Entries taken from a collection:

····················

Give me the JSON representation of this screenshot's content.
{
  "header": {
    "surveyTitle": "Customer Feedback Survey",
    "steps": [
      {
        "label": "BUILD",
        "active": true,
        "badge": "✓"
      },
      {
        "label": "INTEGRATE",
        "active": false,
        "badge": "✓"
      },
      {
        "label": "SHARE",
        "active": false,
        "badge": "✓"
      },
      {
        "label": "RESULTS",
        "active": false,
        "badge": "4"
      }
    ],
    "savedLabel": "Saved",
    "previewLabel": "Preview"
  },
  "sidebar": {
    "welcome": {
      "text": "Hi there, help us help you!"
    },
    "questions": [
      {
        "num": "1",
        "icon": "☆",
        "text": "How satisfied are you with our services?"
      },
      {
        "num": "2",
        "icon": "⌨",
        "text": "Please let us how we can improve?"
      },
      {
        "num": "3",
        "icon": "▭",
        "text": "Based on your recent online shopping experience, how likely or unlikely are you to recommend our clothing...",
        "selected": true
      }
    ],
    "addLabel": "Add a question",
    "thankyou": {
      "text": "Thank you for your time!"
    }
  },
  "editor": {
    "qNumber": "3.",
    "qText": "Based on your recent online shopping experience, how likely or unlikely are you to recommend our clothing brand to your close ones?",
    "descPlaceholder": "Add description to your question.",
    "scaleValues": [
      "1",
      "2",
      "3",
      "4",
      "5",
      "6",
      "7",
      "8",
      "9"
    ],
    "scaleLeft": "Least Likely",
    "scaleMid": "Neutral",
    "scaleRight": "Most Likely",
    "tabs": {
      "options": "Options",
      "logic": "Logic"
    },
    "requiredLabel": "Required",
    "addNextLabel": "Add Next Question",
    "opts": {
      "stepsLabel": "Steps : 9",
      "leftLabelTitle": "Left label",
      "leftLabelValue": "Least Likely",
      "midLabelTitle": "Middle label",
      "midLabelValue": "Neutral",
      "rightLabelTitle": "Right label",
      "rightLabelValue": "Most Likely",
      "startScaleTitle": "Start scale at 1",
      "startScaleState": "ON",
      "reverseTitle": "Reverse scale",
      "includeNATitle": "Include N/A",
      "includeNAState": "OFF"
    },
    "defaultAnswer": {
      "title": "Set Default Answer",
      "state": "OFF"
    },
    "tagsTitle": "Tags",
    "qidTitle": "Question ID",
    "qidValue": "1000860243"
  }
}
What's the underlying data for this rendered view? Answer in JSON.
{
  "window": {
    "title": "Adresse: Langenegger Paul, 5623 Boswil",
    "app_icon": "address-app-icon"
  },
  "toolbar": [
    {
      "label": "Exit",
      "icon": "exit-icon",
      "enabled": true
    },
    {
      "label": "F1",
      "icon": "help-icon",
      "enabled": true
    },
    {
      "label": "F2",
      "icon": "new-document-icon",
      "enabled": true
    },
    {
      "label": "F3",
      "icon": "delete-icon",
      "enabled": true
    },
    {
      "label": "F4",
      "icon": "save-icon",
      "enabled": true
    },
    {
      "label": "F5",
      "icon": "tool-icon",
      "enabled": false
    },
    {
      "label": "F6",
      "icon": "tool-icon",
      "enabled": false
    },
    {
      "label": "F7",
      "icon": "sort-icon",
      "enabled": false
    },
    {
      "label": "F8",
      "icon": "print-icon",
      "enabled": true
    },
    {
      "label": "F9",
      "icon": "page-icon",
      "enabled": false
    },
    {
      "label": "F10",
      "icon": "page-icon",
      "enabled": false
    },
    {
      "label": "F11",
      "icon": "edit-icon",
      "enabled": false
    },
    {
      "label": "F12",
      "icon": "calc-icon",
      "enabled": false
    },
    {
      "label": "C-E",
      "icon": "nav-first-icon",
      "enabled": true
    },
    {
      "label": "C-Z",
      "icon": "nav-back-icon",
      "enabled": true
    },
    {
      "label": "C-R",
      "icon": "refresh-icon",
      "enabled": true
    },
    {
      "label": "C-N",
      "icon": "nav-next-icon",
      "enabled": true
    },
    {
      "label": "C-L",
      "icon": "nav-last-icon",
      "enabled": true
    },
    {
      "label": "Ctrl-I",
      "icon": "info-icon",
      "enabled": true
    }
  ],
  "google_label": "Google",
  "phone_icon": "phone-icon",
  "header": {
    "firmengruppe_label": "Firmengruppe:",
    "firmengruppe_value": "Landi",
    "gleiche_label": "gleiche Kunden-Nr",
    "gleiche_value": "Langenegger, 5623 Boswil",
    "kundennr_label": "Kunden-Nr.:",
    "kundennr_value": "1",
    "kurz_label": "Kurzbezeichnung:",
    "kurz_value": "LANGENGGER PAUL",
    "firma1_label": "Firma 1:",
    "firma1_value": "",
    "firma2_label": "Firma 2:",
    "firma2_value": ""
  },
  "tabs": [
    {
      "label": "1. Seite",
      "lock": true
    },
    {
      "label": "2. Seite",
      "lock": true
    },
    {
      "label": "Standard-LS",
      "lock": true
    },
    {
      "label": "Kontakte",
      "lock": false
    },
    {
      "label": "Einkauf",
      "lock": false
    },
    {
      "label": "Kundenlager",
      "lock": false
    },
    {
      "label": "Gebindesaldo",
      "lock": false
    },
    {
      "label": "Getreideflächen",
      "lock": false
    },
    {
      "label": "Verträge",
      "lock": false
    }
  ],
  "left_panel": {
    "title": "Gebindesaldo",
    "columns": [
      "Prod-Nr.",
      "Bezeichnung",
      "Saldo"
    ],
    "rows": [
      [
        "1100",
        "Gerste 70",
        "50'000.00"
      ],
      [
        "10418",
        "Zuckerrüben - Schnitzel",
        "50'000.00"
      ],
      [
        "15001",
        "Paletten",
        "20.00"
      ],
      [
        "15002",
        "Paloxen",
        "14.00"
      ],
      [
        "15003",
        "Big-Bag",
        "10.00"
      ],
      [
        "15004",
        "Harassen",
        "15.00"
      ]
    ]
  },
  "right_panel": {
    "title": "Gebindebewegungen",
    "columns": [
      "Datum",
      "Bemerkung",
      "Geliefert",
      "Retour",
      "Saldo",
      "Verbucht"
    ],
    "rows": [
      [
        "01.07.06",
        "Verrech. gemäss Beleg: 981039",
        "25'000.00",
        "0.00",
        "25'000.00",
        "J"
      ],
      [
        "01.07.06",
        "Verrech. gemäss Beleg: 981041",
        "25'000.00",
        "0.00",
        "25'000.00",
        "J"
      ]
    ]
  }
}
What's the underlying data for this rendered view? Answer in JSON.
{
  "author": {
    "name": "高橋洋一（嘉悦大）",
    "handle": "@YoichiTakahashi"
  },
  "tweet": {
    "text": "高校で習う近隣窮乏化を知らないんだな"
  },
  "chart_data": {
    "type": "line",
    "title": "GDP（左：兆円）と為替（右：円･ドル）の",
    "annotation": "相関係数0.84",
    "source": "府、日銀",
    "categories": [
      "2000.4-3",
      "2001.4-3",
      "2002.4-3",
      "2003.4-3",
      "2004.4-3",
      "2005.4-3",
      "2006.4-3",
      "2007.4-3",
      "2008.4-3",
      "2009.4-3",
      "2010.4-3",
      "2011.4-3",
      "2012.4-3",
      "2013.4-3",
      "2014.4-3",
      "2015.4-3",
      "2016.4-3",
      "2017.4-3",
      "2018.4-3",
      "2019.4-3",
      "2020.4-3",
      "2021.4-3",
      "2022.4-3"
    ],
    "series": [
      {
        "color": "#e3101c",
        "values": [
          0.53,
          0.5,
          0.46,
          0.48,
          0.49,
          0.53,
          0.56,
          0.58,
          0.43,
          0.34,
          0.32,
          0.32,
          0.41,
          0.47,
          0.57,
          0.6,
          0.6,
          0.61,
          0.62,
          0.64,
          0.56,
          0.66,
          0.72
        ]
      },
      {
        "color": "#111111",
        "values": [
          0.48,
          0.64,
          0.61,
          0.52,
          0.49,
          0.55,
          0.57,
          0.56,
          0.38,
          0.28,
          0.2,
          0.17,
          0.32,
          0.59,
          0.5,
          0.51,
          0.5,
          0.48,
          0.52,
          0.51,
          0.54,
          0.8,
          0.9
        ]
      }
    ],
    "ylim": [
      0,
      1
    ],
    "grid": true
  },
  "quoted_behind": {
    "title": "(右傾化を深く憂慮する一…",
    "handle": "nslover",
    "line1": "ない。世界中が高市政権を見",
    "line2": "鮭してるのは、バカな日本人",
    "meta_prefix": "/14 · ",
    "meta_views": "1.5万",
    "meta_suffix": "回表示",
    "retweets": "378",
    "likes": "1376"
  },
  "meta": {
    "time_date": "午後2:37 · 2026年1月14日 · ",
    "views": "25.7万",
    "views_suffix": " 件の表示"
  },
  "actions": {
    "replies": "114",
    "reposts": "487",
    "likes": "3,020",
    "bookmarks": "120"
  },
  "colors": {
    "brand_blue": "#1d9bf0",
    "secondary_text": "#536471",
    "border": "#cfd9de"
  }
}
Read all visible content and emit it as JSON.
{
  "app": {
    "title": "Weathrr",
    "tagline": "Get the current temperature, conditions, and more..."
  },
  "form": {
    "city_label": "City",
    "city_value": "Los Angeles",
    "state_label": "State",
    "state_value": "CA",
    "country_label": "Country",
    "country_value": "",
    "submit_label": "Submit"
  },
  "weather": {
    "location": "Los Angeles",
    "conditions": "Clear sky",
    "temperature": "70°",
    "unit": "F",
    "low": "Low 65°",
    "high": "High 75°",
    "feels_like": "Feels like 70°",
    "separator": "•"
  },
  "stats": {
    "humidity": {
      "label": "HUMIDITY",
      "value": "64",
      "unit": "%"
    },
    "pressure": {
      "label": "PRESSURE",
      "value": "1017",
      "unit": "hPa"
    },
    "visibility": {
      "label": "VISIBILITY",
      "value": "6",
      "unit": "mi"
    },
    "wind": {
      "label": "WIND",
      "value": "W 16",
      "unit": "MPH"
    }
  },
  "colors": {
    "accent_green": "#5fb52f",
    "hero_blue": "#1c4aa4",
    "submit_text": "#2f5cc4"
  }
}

····················

AIM:
Select every line where the word "unlikely" occurs.

WORKED SOLUTION:
        "text": "Based on your recent online shopping experience, how likely or unlikely are you to recommend our clothing...",
    "qText": "Based on your recent online shopping experience, how likely or unlikely are you to recommend our clothing brand to your close ones?",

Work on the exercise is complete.